▸ **WHAT TO WORK ON**
Count how many lines have the word "Bundesministers" in them. Reply with that number by itself.
::::::
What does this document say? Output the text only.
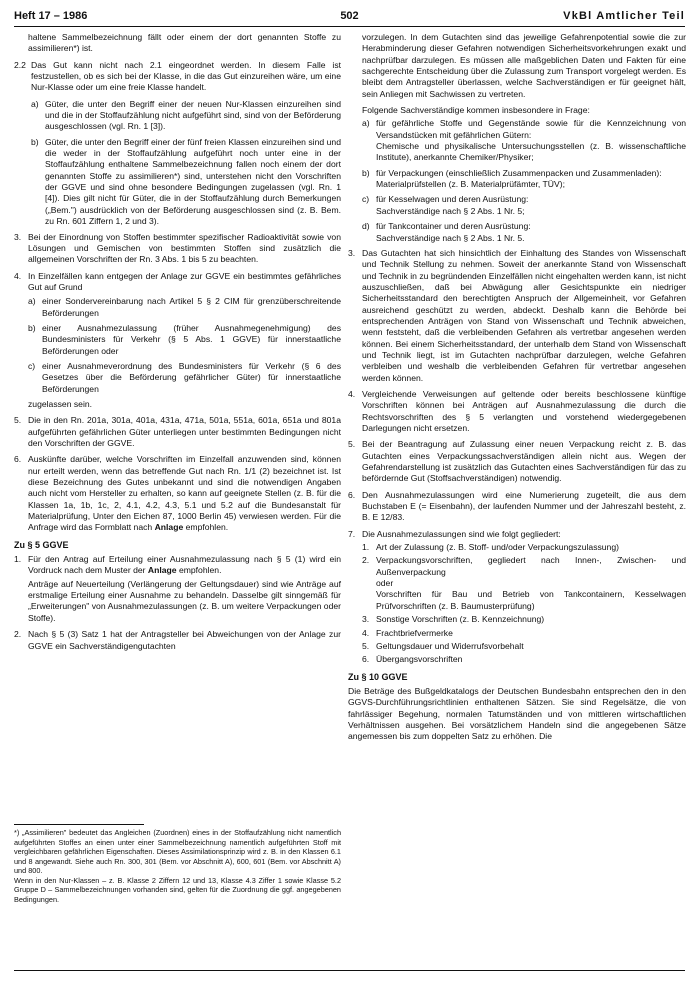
Heft 17 – 1986	502	VkBl Amtlicher Teil

haltene Sammelbezeichnung fällt oder einem der dort genannten Stoffe zu assimilieren*) ist.

2.2 Das Gut kann nicht nach 2.1 eingeordnet werden. In diesem Falle ist festzustellen, ob es sich bei der Klasse, in die das Gut einzureihen wäre, um eine Nur-Klasse oder um eine freie Klasse handelt.

a) Güter, die unter den Begriff einer der neuen Nur-Klassen einzureihen sind und die in der Stoffaufzählung nicht aufgeführt sind, sind von der Beförderung ausgeschlossen (vgl. Rn. 1 [3]).

b) Güter, die unter den Begriff einer der fünf freien Klassen einzureihen sind und die weder in der Stoffaufzählung aufgeführt noch unter eine in der Stoffaufzählung enthaltene Sammelbezeichnung fallen noch einem der dort genannten Stoffe zu assimilieren*) sind, unterstehen nicht den Vorschriften der GGVE und sind ohne besondere Bedingungen zugelassen (vgl. Rn. 1 [4]). Dies gilt nicht für Güter, die in der Stoffaufzählung durch Bemerkungen („Bem.") ausdrücklich von der Beförderung ausgeschlossen sind (z. B. Bem. zu Rn. 601 Ziffern 1, 2 und 3).

3. Bei der Einordnung von Stoffen bestimmter spezifischer Radioaktivität sowie von Lösungen und Gemischen von bestimmten Stoffen sind zusätzlich die allgemeinen Vorschriften der Rn. 3 Abs. 1 bis 5 zu beachten.

4. In Einzelfällen kann entgegen der Anlage zur GGVE ein bestimmtes gefährliches Gut auf Grund

a) einer Sondervereinbarung nach Artikel 5 § 2 CIM für grenzüberschreitende Beförderungen

b) einer Ausnahmezulassung (früher Ausnahmegenehmigung) des Bundesministers für Verkehr (§ 5 Abs. 1 GGVE) für innerstaatliche Beförderungen oder

c) einer Ausnahmeverordnung des Bundesministers für Verkehr (§ 6 des Gesetzes über die Beförderung gefährlicher Güter) für innerstaatliche Beförderungen

zugelassen sein.

5. Die in den Rn. 201a, 301a, 401a, 431a, 471a, 501a, 551a, 601a, 651a und 801a aufgeführten gefährlichen Güter unterliegen unter bestimmten Bedingungen nicht den Vorschriften der GGVE.

6. Auskünfte darüber, welche Vorschriften im Einzelfall anzuwenden sind, können nur erteilt werden, wenn das betreffende Gut nach Rn. 1/1 (2) bezeichnet ist. Ist diese Bezeichnung des Gutes unbekannt und sind die notwendigen Angaben auch nicht vom Hersteller zu erhalten, so kann auf geeignete Stellen (z. B. für die Klassen 1a, 1b, 1c, 2, 4.1, 4.2, 4.3, 5.1 und 5.2 auf die Bundesanstalt für Materialprüfung, Unter den Eichen 87, 1000 Berlin 45) verwiesen werden. Für die Anfrage wird das Formblatt nach Anlage empfohlen.

Zu § 5 GGVE
1. Für den Antrag auf Erteilung einer Ausnahmezulassung nach § 5 (1) wird ein Vordruck nach dem Muster der Anlage empfohlen.

Anträge auf Neuerteilung (Verlängerung der Geltungsdauer) sind wie Anträge auf erstmalige Erteilung einer Ausnahme zu behandeln. Dasselbe gilt sinngemäß für „Erweiterungen" von Ausnahmezulassungen (z. B. um weitere Verpackungen oder Stoffe).

2. Nach § 5 (3) Satz 1 hat der Antragsteller bei Abweichungen von der Anlage zur GGVE ein Sachverständigengutachten

*) „Assimilieren" bedeutet das Angleichen (Zuordnen) eines in der Stoffaufzählung nicht namentlich aufgeführten Stoffes an einen unter einer Sammelbezeichnung namentlich aufgeführten Stoff mit vergleichbaren gefährlichen Eigenschaften. Dieses Assimilationsprinzip wird z. B. in den Klassen 6.1 und 8 angewandt. Siehe auch Rn. 300, 301 (Bem. vor Abschnitt A), 600, 601 (Bem. vor Abschnitt A) und 800.

Wenn in den Nur-Klassen – z. B. Klasse 2 Ziffern 12 und 13, Klasse 4.3 Ziffer 1 sowie Klasse 5.2 Gruppe D – Sammelbezeichnungen vorhanden sind, gelten für die Zuordnung die ggf. angegebenen Bedingungen.

vorzulegen. In dem Gutachten sind das jeweilige Gefahrenpotential sowie die zur Herabminderung dieser Gefahren notwendigen Sicherheitsvorkehrungen exakt und nachprüfbar darzulegen. Es müssen alle maßgeblichen Daten und Fakten für eine sachgerechte Entscheidung über die Zulassung zum Transport vorgelegt werden. Es bleibt dem Antragsteller überlassen, welche Sachverständigen er für geeignet hält, sein Anliegen mit Sachwissen zu vertreten.

Folgende Sachverständige kommen insbesondere in Frage:

a) für gefährliche Stoffe und Gegenstände sowie für die Kennzeichnung von Versandstücken mit gefährlichen Gütern:

Chemische und physikalische Untersuchungsstellen (z. B. wissenschaftliche Institute), anerkannte Chemiker/Physiker;

b) für Verpackungen (einschließlich Zusammenpacken und Zusammenladen):

Materialprüfstellen (z. B. Materialprüfämter, TÜV);

c) für Kesselwagen und deren Ausrüstung:

Sachverständige nach § 2 Abs. 1 Nr. 5;

d) für Tankcontainer und deren Ausrüstung:

Sachverständige nach § 2 Abs. 1 Nr. 5.

3. Das Gutachten hat sich hinsichtlich der Einhaltung des Standes von Wissenschaft und Technik Stellung zu nehmen. Soweit der anerkannte Stand von Wissenschaft und Technik in zu begründenden Einzelfällen nicht eingehalten werden kann, ist nicht auszuschließen, daß bei Abwägung aller Gesichtspunkte ein niedriger Sicherheitsstandard den berechtigten Anspruch der Allgemeinheit, vor Gefahren ausreichend geschützt zu werden, abdeckt. Deshalb kann die Behörde bei entsprechenden Anträgen von Stand von Wissenschaft und Technik abweichen, wenn feststeht, daß die verbleibenden Gefahren als vertretbar angesehen werden können. Bei einem Sicherheitsstandard, der unterhalb dem Stand von Wissenschaft und Technik liegt, ist im Gutachten nachprüfbar darzulegen, welche Gefahren verbleiben und weshalb die verbleibenden Gefahren für vertretbar angesehen werden können.

4. Vergleichende Verweisungen auf geltende oder bereits beschlossene künftige Vorschriften können bei Anträgen auf Ausnahmezulassung die durch die Rechtsvorschriften des § 5 verlangten und vorstehend wiedergegebenen Darlegungen nicht ersetzen.

5. Bei der Beantragung auf Zulassung einer neuen Verpackung reicht z. B. das Gutachten eines Verpackungssachverständigen allein nicht aus. Wegen der Gefahrendarstellung ist zusätzlich das Gutachten eines Sachverständigen für das zu befördernde Gut (Stoffsachverständigen) notwendig.

6. Den Ausnahmezulassungen wird eine Numerierung zugeteilt, die aus dem Buchstaben E (= Eisenbahn), der laufenden Nummer und der Jahreszahl besteht, z. B. E 12/83.

7. Die Ausnahmezulassungen sind wie folgt gegliedert:

1. Art der Zulassung (z. B. Stoff- und/oder Verpackungszulassung)

2. Verpackungsvorschriften, gegliedert nach Innen-, Zwischen- und Außenverpackung

oder

Vorschriften für Bau und Betrieb von Tankcontainern, Kesselwagen Prüfvorschriften (z. B. Baumusterprüfung)

3. Sonstige Vorschriften (z. B. Kennzeichnung)

4. Frachtbriefvermerke

5. Geltungsdauer und Widerrufsvorbehalt

6. Übergangsvorschriften

Zu § 10 GGVE

Die Beträge des Bußgeldkatalogs der Deutschen Bundesbahn entsprechen den in den GGVS-Durchführungsrichtlinien enthaltenen Sätzen. Sie sind Regelsätze, die von fahrlässiger Begehung, normalen Tatumständen und von mittleren wirtschaftlichen Verhältnissen ausgehen. Bei vorsätzlichem Handeln sind die angegebenen Sätze angemessen bis zum doppelten Satz zu erhöhen. Die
::::::
▸ **COMPLETE OUTPUT**
2